▶ Your goal
Please reproduce word for word the entries below, from the line with "last-value-tag <box>585 99 616 111</box>" up to and including the line with "legend-value: 130.14 <box>180".

+ + + + +

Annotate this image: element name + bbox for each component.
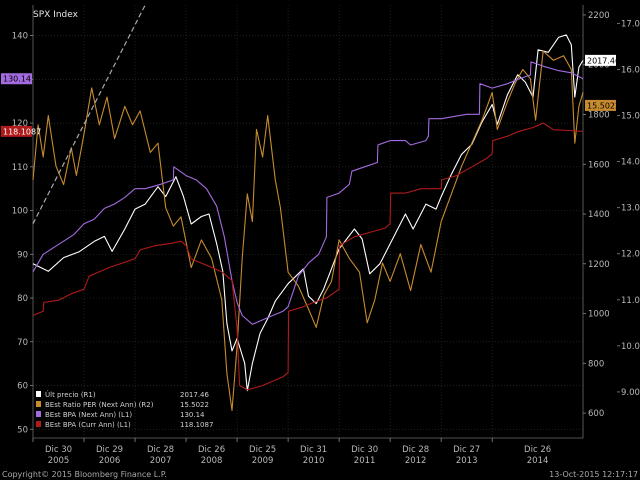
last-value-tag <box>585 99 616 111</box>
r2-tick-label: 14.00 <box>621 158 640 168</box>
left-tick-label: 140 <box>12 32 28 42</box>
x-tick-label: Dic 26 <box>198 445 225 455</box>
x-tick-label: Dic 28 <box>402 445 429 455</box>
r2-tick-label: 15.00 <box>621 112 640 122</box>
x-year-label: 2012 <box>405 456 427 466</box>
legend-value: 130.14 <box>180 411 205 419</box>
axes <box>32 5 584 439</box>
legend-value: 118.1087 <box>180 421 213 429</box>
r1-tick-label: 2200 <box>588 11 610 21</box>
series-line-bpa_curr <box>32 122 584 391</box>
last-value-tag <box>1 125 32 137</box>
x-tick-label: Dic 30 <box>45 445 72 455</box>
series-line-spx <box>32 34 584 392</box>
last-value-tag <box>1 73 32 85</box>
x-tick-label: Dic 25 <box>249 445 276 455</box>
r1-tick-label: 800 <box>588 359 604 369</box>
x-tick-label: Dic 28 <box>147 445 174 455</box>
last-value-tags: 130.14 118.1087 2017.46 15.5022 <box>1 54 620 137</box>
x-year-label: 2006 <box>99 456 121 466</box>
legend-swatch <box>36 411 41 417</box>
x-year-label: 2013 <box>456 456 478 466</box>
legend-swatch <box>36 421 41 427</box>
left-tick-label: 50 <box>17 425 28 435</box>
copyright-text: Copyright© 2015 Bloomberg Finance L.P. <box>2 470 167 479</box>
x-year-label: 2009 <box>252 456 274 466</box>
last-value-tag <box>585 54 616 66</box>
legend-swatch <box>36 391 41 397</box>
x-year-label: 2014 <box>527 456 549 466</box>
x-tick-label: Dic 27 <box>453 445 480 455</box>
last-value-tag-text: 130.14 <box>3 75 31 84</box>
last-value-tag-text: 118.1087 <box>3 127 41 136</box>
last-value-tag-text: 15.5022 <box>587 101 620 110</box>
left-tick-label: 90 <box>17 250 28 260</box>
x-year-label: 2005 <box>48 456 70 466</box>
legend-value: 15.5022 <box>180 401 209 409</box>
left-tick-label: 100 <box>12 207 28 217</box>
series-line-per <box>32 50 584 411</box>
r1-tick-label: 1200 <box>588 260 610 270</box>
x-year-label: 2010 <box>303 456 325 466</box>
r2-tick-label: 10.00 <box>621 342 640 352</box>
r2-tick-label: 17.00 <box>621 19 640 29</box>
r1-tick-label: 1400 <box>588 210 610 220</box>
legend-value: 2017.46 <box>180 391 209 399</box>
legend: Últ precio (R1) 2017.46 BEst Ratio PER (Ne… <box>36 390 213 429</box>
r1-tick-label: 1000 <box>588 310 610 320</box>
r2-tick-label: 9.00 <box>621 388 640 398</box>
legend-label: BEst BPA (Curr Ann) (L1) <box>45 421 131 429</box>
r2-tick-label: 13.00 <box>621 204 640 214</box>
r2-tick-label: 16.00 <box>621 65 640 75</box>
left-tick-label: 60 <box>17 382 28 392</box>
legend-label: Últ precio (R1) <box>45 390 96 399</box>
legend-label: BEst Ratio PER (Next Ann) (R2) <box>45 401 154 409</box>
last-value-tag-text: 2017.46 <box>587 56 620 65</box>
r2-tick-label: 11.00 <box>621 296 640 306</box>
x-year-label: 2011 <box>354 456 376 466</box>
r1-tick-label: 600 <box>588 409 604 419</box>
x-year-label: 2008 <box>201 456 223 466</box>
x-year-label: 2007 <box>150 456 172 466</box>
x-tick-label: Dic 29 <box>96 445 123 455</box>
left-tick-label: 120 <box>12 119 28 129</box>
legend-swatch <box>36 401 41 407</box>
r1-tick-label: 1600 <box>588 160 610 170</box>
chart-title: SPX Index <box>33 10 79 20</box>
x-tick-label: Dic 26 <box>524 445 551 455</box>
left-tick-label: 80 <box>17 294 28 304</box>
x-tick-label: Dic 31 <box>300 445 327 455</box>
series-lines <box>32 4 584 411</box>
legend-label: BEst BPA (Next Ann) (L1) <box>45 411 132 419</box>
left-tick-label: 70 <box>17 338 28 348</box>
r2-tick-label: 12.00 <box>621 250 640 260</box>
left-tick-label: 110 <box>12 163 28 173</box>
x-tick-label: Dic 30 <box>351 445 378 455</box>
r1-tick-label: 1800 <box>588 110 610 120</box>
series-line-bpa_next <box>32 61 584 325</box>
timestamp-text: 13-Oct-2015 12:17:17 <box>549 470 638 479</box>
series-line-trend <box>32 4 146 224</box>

+ + + + +

▶ Answer in full
last-value-tag <box>585 99 616 111</box>
r2-tick-label: 14.00 <box>621 158 640 168</box>
left-tick-label: 140 <box>12 32 28 42</box>
x-tick-label: Dic 26 <box>198 445 225 455</box>
x-tick-label: Dic 28 <box>402 445 429 455</box>
r2-tick-label: 15.00 <box>621 112 640 122</box>
x-year-label: 2012 <box>405 456 427 466</box>
legend-value: 130.14 <box>180 411 205 419</box>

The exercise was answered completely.